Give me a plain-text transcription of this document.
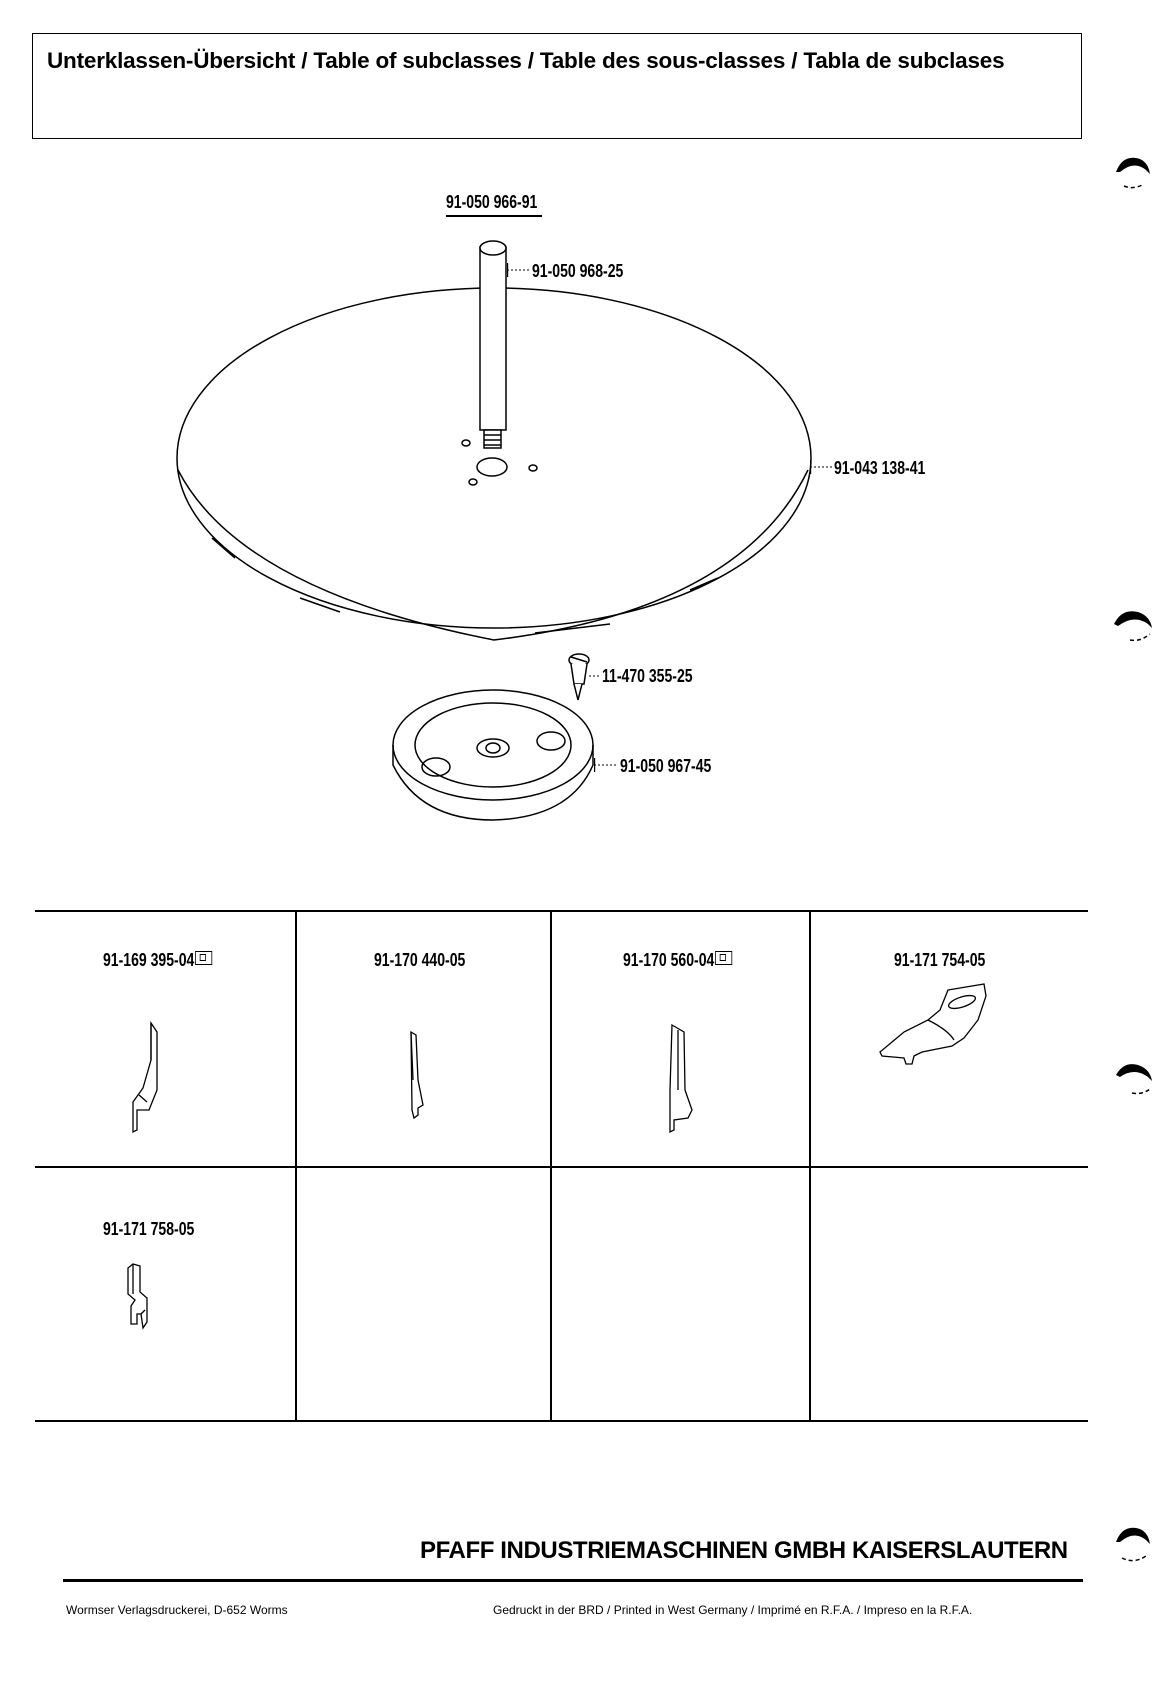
Unterklassen-Übersicht / Table of subclasses / Table des sous-classes / Tabla de subclases
91-050 966-91
91-050 968-25
91-043 138-41
11-470 355-25
91-050 967-45
91-169 395-04	91-170 440-05	91-170 560-04	91-171 754-05
91-171 758-05
PFAFF INDUSTRIEMASCHINEN GMBH KAISERSLAUTERN
Wormser Verlagsdruckerei, D-652 Worms	Gedruckt in der BRD / Printed in West Germany / Imprimé en R.F.A. / Impreso en la R.F.A.
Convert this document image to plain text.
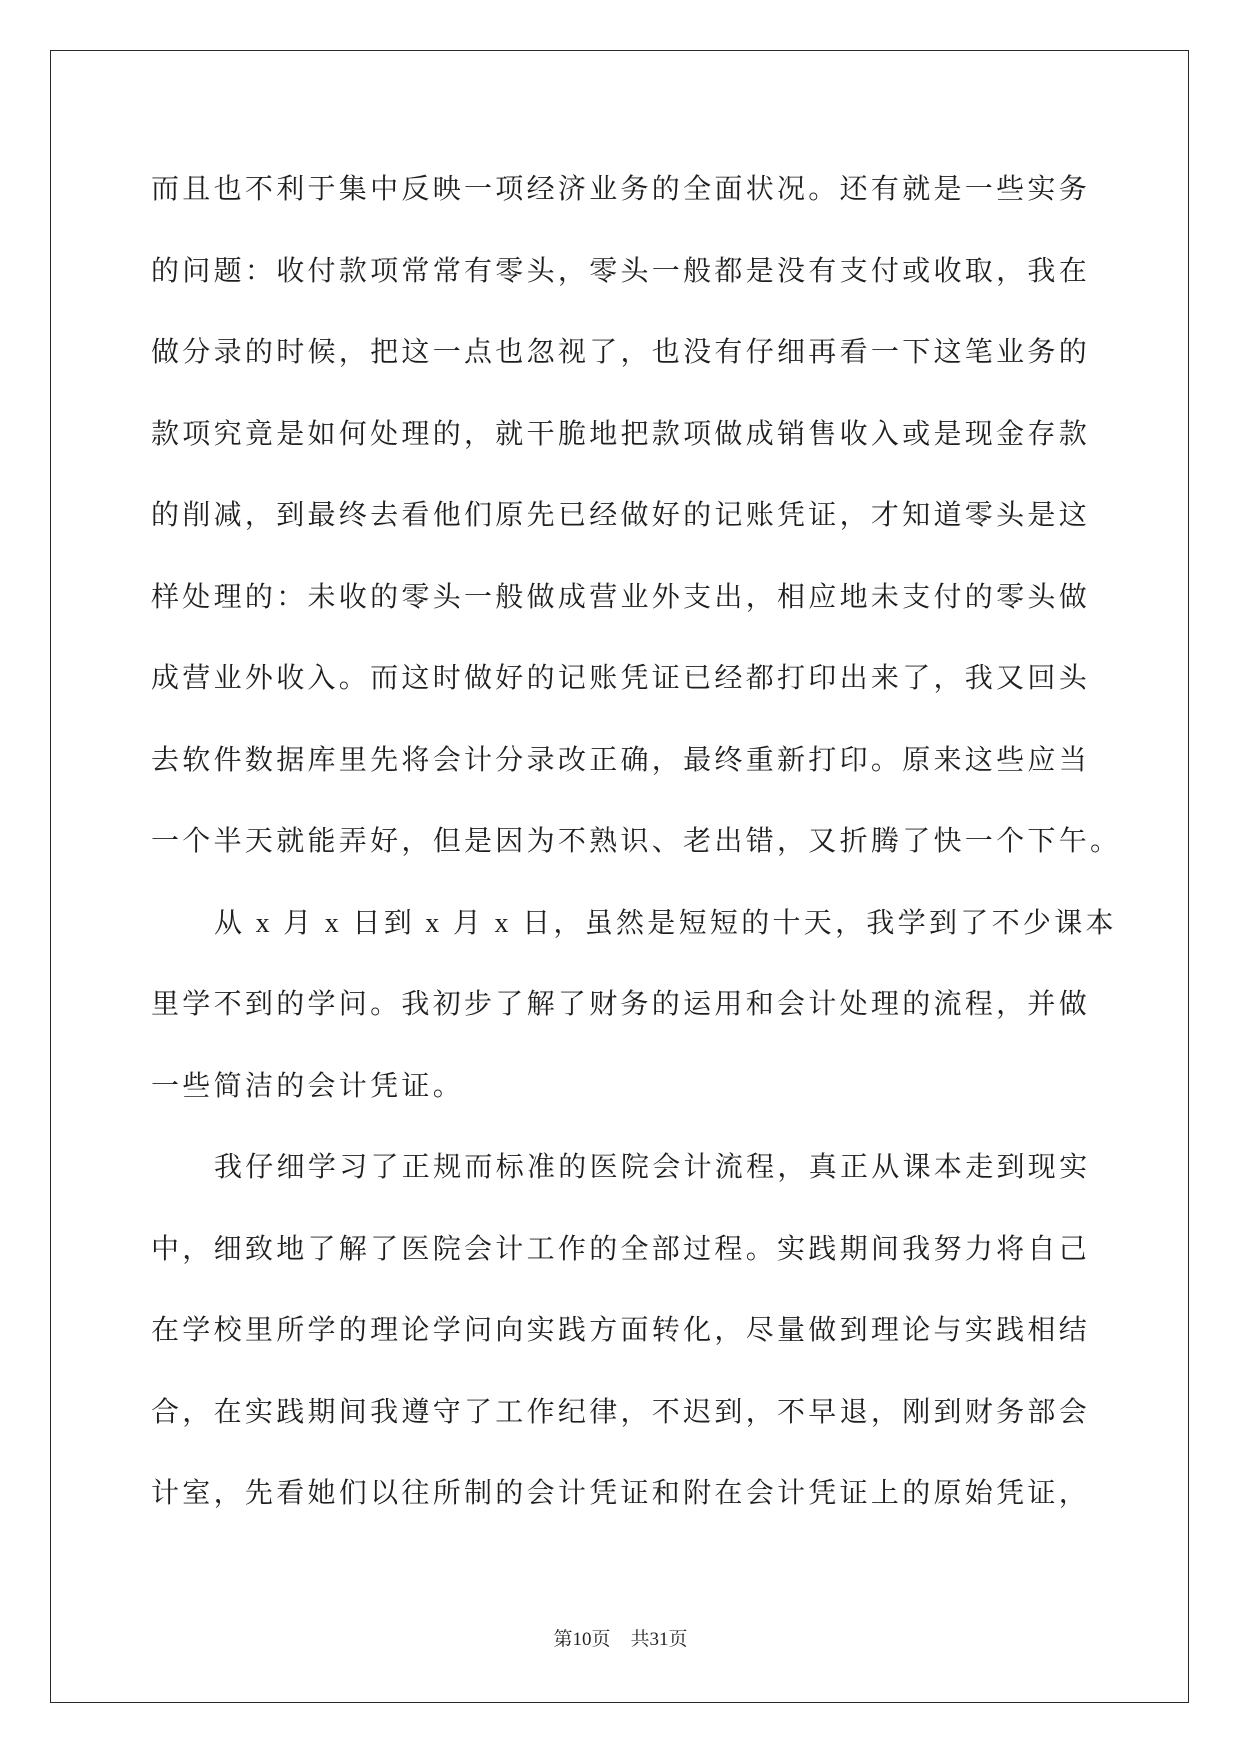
而且也不利于集中反映一项经济业务的全面状况。还有就是一些实务
的问题：收付款项常常有零头，零头一般都是没有支付或收取，我在
做分录的时候，把这一点也忽视了，也没有仔细再看一下这笔业务的
款项究竟是如何处理的，就干脆地把款项做成销售收入或是现金存款
的削减，到最终去看他们原先已经做好的记账凭证，才知道零头是这
样处理的：未收的零头一般做成营业外支出，相应地未支付的零头做
成营业外收入。而这时做好的记账凭证已经都打印出来了，我又回头
去软件数据库里先将会计分录改正确，最终重新打印。原来这些应当
一个半天就能弄好，但是因为不熟识、老出错，又折腾了快一个下午。
从 x 月 x 日到 x 月 x 日，虽然是短短的十天，我学到了不少课本
里学不到的学问。我初步了解了财务的运用和会计处理的流程，并做
一些简洁的会计凭证。
我仔细学习了正规而标准的医院会计流程，真正从课本走到现实
中，细致地了解了医院会计工作的全部过程。实践期间我努力将自己
在学校里所学的理论学问向实践方面转化，尽量做到理论与实践相结
合，在实践期间我遵守了工作纪律，不迟到，不早退，刚到财务部会
计室，先看她们以往所制的会计凭证和附在会计凭证上的原始凭证，
第10页 共31页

########################################

▶ TASK TO CARRY OUT:
Your copy should hold every record word for word and none of the pictures.

▶ WRITTEN ANSWER:
Give me a plain-text transcription of this document.
Unterklassen-Übersicht / Table of subclasses / Table des sous-classes / Tabla de subclases
91-050 966-91
91-050 968-25
91-043 138-41
11-470 355-25
91-050 967-45
91-169 395-04	91-170 440-05	91-170 560-04	91-171 754-05
91-171 758-05
PFAFF INDUSTRIEMASCHINEN GMBH KAISERSLAUTERN
Wormser Verlagsdruckerei, D-652 Worms	Gedruckt in der BRD / Printed in West Germany / Imprimé en R.F.A. / Impreso en la R.F.A.
Convert this document image to plain text.
而且也不利于集中反映一项经济业务的全面状况。还有就是一些实务
的问题：收付款项常常有零头，零头一般都是没有支付或收取，我在
做分录的时候，把这一点也忽视了，也没有仔细再看一下这笔业务的
款项究竟是如何处理的，就干脆地把款项做成销售收入或是现金存款
的削减，到最终去看他们原先已经做好的记账凭证，才知道零头是这
样处理的：未收的零头一般做成营业外支出，相应地未支付的零头做
成营业外收入。而这时做好的记账凭证已经都打印出来了，我又回头
去软件数据库里先将会计分录改正确，最终重新打印。原来这些应当
一个半天就能弄好，但是因为不熟识、老出错，又折腾了快一个下午。
从 x 月 x 日到 x 月 x 日，虽然是短短的十天，我学到了不少课本
里学不到的学问。我初步了解了财务的运用和会计处理的流程，并做
一些简洁的会计凭证。
我仔细学习了正规而标准的医院会计流程，真正从课本走到现实
中，细致地了解了医院会计工作的全部过程。实践期间我努力将自己
在学校里所学的理论学问向实践方面转化，尽量做到理论与实践相结
合，在实践期间我遵守了工作纪律，不迟到，不早退，刚到财务部会
计室，先看她们以往所制的会计凭证和附在会计凭证上的原始凭证，
第10页 共31页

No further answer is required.